[START Available data]

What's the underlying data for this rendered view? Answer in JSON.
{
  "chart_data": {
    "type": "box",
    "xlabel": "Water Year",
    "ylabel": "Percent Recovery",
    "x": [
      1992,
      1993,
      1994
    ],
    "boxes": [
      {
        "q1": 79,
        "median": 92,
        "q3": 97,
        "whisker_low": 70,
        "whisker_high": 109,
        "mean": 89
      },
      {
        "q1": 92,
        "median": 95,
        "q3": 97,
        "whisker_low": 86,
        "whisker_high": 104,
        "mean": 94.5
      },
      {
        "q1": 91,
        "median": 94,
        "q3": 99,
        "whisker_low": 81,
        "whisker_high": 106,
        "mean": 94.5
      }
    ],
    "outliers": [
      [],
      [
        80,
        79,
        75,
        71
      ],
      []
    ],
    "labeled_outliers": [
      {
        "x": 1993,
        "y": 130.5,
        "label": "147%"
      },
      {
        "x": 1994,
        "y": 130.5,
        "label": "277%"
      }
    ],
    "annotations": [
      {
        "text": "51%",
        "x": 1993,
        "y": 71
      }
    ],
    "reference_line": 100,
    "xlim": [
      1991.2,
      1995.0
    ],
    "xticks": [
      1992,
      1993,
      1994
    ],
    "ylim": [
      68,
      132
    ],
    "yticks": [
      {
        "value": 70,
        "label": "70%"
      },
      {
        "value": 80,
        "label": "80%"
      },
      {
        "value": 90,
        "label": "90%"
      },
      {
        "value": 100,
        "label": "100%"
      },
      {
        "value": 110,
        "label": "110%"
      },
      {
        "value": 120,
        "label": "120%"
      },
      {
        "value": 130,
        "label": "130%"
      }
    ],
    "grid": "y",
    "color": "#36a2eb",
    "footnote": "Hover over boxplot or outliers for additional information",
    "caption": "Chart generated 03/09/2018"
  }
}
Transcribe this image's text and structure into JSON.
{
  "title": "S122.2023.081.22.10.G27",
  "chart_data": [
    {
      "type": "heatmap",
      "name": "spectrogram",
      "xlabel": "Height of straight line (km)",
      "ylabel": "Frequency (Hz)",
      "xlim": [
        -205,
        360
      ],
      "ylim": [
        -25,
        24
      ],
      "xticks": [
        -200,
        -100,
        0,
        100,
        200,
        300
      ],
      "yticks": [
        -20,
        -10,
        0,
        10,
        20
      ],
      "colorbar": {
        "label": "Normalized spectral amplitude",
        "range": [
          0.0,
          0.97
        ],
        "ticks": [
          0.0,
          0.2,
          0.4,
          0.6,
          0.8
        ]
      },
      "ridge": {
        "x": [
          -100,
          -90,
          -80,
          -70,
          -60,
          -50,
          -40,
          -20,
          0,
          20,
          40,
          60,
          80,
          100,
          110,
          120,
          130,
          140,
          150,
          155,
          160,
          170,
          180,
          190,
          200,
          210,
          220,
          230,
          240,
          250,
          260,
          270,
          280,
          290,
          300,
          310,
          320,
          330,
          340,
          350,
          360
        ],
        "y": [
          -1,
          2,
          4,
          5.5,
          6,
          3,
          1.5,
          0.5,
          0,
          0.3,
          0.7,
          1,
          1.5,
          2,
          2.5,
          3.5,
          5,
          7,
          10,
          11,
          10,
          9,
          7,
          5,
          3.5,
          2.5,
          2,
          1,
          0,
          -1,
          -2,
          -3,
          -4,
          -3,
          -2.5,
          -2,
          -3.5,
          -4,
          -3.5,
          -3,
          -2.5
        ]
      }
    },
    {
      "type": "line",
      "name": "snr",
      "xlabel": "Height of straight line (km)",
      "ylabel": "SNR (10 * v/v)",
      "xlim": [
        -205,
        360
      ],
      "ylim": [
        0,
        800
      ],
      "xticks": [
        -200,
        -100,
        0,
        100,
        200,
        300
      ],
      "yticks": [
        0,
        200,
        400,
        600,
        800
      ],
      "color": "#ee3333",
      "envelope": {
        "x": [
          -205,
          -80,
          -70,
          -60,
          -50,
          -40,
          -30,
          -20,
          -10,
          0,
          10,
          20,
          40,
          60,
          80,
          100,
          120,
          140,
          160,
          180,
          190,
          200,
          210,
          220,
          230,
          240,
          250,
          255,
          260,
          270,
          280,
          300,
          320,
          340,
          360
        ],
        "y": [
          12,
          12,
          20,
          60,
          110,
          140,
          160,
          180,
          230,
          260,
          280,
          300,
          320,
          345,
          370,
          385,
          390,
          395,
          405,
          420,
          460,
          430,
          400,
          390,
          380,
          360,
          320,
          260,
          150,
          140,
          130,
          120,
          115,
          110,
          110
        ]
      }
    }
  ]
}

[END Available data]

Brief ▸
Copy every line above that includes the string "this".

Task result ▸
What's the underlying data for this rendered view? Answer in JSON.
Transcribe this image's text and structure into JSON.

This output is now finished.